--- start ---

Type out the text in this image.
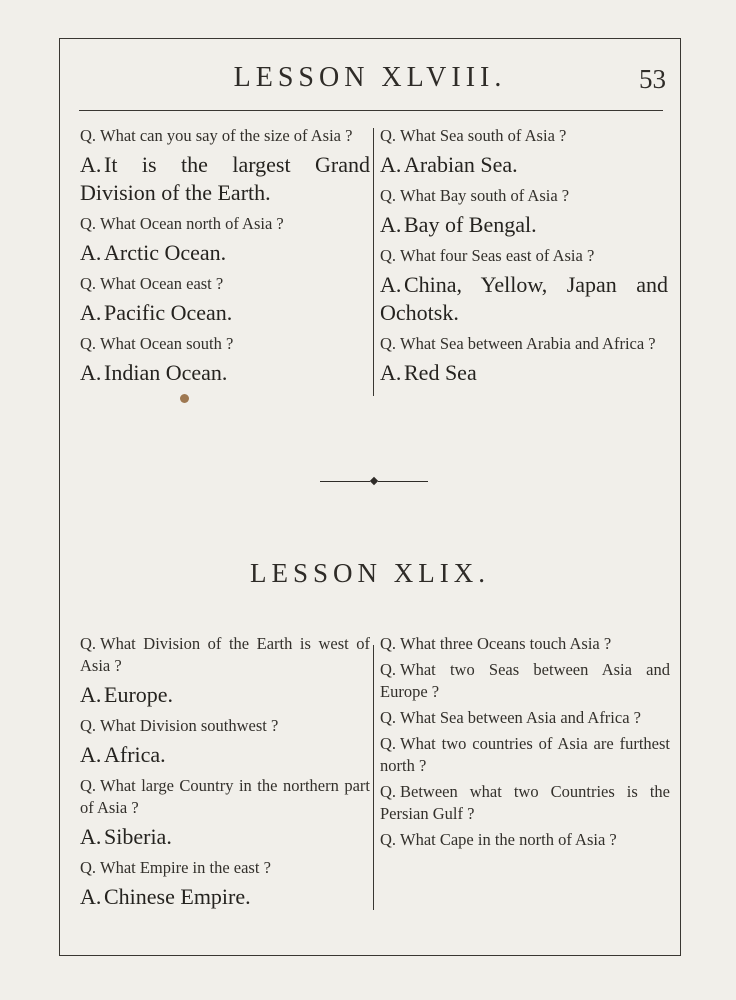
LESSON XLVIII.	53

Q. What can you say of the size of Asia ?

A. It is the largest Grand Division of the Earth.

Q. What Ocean north of Asia ?

A. Arctic Ocean.

Q. What Ocean east ?

A. Pacific Ocean.

Q. What Ocean south ?

A. Indian Ocean.

Q. What Sea south of Asia ?

A. Arabian Sea.

Q. What Bay south of Asia ?

A. Bay of Bengal.

Q. What four Seas east of Asia ?

A. China, Yellow, Japan and Ochotsk.

Q. What Sea between Arabia and Africa ?

A. Red Sea

LESSON XLIX.

Q. What Division of the Earth is west of Asia ?

A. Europe.

Q. What Division southwest ?

A. Africa.

Q. What large Country in the northern part of Asia ?

A. Siberia.

Q. What Empire in the east ?

A. Chinese Empire.

Q. What three Oceans touch Asia ?

Q. What two Seas between Asia and Europe ?

Q. What Sea between Asia and Africa ?

Q. What two countries of Asia are furthest north ?

Q. Between what two Countries is the Persian Gulf ?

Q. What Cape in the north of Asia ?
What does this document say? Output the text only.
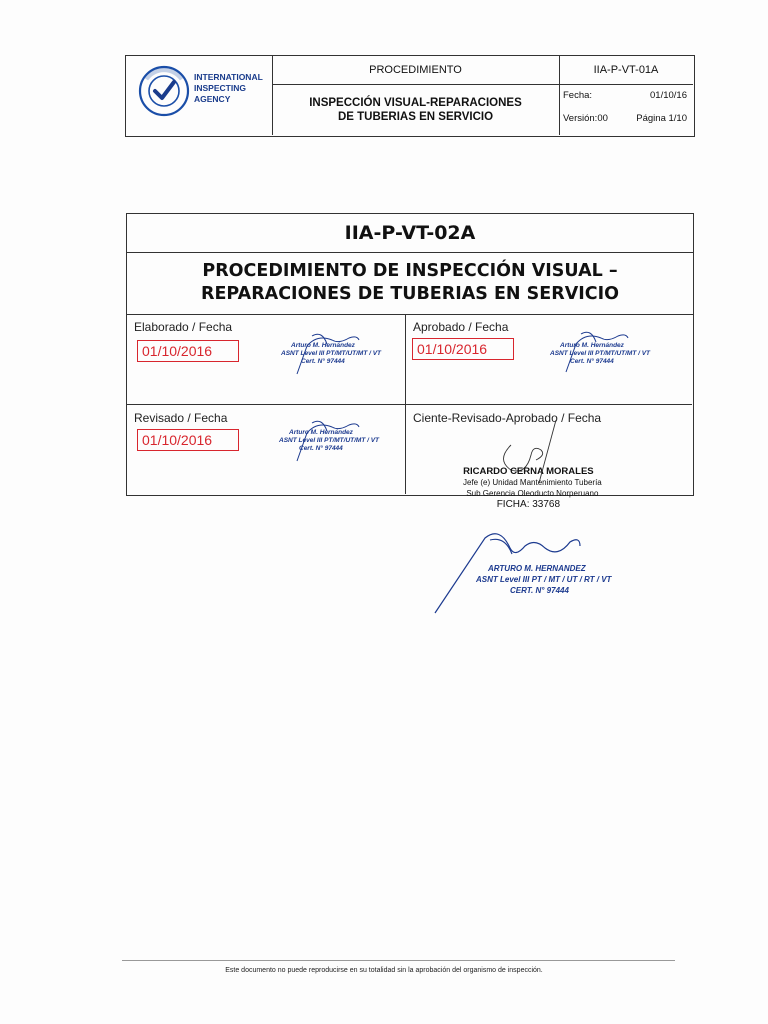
INTERNATIONAL
INSPECTING
AGENCY
PROCEDIMIENTO
INSPECCIÓN VISUAL-REPARACIONES
DE TUBERIAS EN SERVICIO
IIA-P-VT-01A
Fecha:	01/10/16
Versión:00	Página 1/10
IIA-P-VT-02A
PROCEDIMIENTO DE INSPECCIÓN VISUAL –
REPARACIONES DE TUBERIAS EN SERVICIO
Elaborado / Fecha
01/10/2016	Arturo M. Hernández
ASNT Level III PT/MT/UT/MT / VT
Cert. N° 97444
Aprobado / Fecha
01/10/2016	Arturo M. Hernández
ASNT Level III PT/MT/UT/MT / VT
Cert. N° 97444
Revisado / Fecha
01/10/2016	Arturo M. Hernández
ASNT Level III PT/MT/UT/MT / VT
Cert. N° 97444
Ciente-Revisado-Aprobado / Fecha
RICARDO CERNA MORALES
Jefe (e) Unidad Mantenimiento Tubería
Sub Gerencia Oleoducto Norperuano
FICHA: 33768
ARTURO M. HERNANDEZ
ASNT Level III PT / MT / UT / RT / VT
CERT. N° 97444
Este documento no puede reproducirse en su totalidad sin la aprobación del organismo de inspección.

--- end ---

- [WHAT IS ASKED]:
Go through the listing above and return every line where the word "Seas" occurs.

- [OUTPUT FOR THIS EXERCISE]:
Q. What four Seas east of Asia ?
Q. What two Seas between Asia and Europe ?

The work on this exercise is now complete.